## Exercise materials
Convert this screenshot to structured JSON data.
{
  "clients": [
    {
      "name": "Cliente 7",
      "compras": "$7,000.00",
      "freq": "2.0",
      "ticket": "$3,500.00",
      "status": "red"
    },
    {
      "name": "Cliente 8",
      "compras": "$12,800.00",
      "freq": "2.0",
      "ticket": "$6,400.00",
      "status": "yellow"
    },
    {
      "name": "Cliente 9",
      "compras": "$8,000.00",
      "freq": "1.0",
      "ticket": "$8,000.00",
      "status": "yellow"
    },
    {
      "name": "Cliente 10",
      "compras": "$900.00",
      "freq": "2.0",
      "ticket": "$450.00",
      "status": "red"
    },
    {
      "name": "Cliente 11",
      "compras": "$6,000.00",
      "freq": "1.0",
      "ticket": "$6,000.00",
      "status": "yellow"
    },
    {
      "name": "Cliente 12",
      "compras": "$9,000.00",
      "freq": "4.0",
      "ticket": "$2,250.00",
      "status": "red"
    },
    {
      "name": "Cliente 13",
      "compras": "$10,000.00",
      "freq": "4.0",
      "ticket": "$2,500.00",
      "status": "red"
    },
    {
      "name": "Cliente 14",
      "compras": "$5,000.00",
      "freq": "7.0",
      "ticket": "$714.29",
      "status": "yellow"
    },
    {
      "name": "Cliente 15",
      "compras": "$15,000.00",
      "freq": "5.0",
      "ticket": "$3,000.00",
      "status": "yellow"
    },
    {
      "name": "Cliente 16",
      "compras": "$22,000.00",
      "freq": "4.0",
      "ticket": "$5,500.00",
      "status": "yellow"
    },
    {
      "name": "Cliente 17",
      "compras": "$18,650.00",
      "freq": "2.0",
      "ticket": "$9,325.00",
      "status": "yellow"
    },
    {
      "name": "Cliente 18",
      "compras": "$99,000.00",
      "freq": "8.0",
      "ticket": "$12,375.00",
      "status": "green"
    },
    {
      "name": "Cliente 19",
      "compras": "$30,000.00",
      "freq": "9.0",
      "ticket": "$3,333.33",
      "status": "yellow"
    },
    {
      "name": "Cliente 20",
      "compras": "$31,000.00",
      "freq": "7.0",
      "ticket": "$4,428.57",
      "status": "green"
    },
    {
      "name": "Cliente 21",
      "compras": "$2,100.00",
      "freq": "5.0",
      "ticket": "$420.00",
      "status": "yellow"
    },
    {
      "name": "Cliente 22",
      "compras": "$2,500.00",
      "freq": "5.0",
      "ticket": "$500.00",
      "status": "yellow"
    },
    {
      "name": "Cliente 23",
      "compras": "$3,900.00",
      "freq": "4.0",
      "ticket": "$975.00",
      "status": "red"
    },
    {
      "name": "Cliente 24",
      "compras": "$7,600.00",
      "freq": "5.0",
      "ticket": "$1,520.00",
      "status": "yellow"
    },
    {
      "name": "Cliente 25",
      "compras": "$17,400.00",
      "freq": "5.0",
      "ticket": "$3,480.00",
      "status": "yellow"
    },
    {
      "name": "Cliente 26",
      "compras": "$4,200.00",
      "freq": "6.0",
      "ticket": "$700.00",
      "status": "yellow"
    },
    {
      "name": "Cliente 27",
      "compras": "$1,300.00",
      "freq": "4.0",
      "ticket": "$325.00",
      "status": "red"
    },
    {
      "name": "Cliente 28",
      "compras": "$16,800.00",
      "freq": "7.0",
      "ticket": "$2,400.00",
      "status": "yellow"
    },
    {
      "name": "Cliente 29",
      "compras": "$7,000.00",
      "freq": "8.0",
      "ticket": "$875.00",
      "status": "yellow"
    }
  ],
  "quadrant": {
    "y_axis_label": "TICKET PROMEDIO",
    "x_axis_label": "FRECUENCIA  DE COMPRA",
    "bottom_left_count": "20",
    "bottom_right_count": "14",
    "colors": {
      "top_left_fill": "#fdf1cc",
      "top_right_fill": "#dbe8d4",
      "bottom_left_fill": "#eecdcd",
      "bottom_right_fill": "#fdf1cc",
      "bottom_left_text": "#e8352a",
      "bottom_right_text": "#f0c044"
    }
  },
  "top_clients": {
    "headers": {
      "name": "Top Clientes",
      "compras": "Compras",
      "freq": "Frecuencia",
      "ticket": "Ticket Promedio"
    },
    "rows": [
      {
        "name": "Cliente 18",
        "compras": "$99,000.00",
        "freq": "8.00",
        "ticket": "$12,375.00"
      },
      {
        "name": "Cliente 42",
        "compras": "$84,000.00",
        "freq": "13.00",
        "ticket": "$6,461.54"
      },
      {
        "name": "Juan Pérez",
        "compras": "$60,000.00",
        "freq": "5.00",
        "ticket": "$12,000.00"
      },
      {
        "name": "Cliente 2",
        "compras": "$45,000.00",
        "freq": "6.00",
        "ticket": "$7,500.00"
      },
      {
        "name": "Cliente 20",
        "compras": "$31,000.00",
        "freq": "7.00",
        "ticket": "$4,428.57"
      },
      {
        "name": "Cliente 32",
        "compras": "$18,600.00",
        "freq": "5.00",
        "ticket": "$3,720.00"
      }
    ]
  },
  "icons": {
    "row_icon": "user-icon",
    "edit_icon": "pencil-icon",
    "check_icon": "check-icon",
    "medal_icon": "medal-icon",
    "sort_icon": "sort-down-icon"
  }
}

## Short exercise
Using the entries above, please restate each one word for word.

## Result
Convert this screenshot to structured JSON data.
{
  "clients": [
    {
      "name": "Cliente 7",
      "compras": "$7,000.00",
      "freq": "2.0",
      "ticket": "$3,500.00",
      "status": "red"
    },
    {
      "name": "Cliente 8",
      "compras": "$12,800.00",
      "freq": "2.0",
      "ticket": "$6,400.00",
      "status": "yellow"
    },
    {
      "name": "Cliente 9",
      "compras": "$8,000.00",
      "freq": "1.0",
      "ticket": "$8,000.00",
      "status": "yellow"
    },
    {
      "name": "Cliente 10",
      "compras": "$900.00",
      "freq": "2.0",
      "ticket": "$450.00",
      "status": "red"
    },
    {
      "name": "Cliente 11",
      "compras": "$6,000.00",
      "freq": "1.0",
      "ticket": "$6,000.00",
      "status": "yellow"
    },
    {
      "name": "Cliente 12",
      "compras": "$9,000.00",
      "freq": "4.0",
      "ticket": "$2,250.00",
      "status": "red"
    },
    {
      "name": "Cliente 13",
      "compras": "$10,000.00",
      "freq": "4.0",
      "ticket": "$2,500.00",
      "status": "red"
    },
    {
      "name": "Cliente 14",
      "compras": "$5,000.00",
      "freq": "7.0",
      "ticket": "$714.29",
      "status": "yellow"
    },
    {
      "name": "Cliente 15",
      "compras": "$15,000.00",
      "freq": "5.0",
      "ticket": "$3,000.00",
      "status": "yellow"
    },
    {
      "name": "Cliente 16",
      "compras": "$22,000.00",
      "freq": "4.0",
      "ticket": "$5,500.00",
      "status": "yellow"
    },
    {
      "name": "Cliente 17",
      "compras": "$18,650.00",
      "freq": "2.0",
      "ticket": "$9,325.00",
      "status": "yellow"
    },
    {
      "name": "Cliente 18",
      "compras": "$99,000.00",
      "freq": "8.0",
      "ticket": "$12,375.00",
      "status": "green"
    },
    {
      "name": "Cliente 19",
      "compras": "$30,000.00",
      "freq": "9.0",
      "ticket": "$3,333.33",
      "status": "yellow"
    },
    {
      "name": "Cliente 20",
      "compras": "$31,000.00",
      "freq": "7.0",
      "ticket": "$4,428.57",
      "status": "green"
    },
    {
      "name": "Cliente 21",
      "compras": "$2,100.00",
      "freq": "5.0",
      "ticket": "$420.00",
      "status": "yellow"
    },
    {
      "name": "Cliente 22",
      "compras": "$2,500.00",
      "freq": "5.0",
      "ticket": "$500.00",
      "status": "yellow"
    },
    {
      "name": "Cliente 23",
      "compras": "$3,900.00",
      "freq": "4.0",
      "ticket": "$975.00",
      "status": "red"
    },
    {
      "name": "Cliente 24",
      "compras": "$7,600.00",
      "freq": "5.0",
      "ticket": "$1,520.00",
      "status": "yellow"
    },
    {
      "name": "Cliente 25",
      "compras": "$17,400.00",
      "freq": "5.0",
      "ticket": "$3,480.00",
      "status": "yellow"
    },
    {
      "name": "Cliente 26",
      "compras": "$4,200.00",
      "freq": "6.0",
      "ticket": "$700.00",
      "status": "yellow"
    },
    {
      "name": "Cliente 27",
      "compras": "$1,300.00",
      "freq": "4.0",
      "ticket": "$325.00",
      "status": "red"
    },
    {
      "name": "Cliente 28",
      "compras": "$16,800.00",
      "freq": "7.0",
      "ticket": "$2,400.00",
      "status": "yellow"
    },
    {
      "name": "Cliente 29",
      "compras": "$7,000.00",
      "freq": "8.0",
      "ticket": "$875.00",
      "status": "yellow"
    }
  ],
  "quadrant": {
    "y_axis_label": "TICKET PROMEDIO",
    "x_axis_label": "FRECUENCIA  DE COMPRA",
    "bottom_left_count": "20",
    "bottom_right_count": "14",
    "colors": {
      "top_left_fill": "#fdf1cc",
      "top_right_fill": "#dbe8d4",
      "bottom_left_fill": "#eecdcd",
      "bottom_right_fill": "#fdf1cc",
      "bottom_left_text": "#e8352a",
      "bottom_right_text": "#f0c044"
    }
  },
  "top_clients": {
    "headers": {
      "name": "Top Clientes",
      "compras": "Compras",
      "freq": "Frecuencia",
      "ticket": "Ticket Promedio"
    },
    "rows": [
      {
        "name": "Cliente 18",
        "compras": "$99,000.00",
        "freq": "8.00",
        "ticket": "$12,375.00"
      },
      {
        "name": "Cliente 42",
        "compras": "$84,000.00",
        "freq": "13.00",
        "ticket": "$6,461.54"
      },
      {
        "name": "Juan Pérez",
        "compras": "$60,000.00",
        "freq": "5.00",
        "ticket": "$12,000.00"
      },
      {
        "name": "Cliente 2",
        "compras": "$45,000.00",
        "freq": "6.00",
        "ticket": "$7,500.00"
      },
      {
        "name": "Cliente 20",
        "compras": "$31,000.00",
        "freq": "7.00",
        "ticket": "$4,428.57"
      },
      {
        "name": "Cliente 32",
        "compras": "$18,600.00",
        "freq": "5.00",
        "ticket": "$3,720.00"
      }
    ]
  },
  "icons": {
    "row_icon": "user-icon",
    "edit_icon": "pencil-icon",
    "check_icon": "check-icon",
    "medal_icon": "medal-icon",
    "sort_icon": "sort-down-icon"
  }
}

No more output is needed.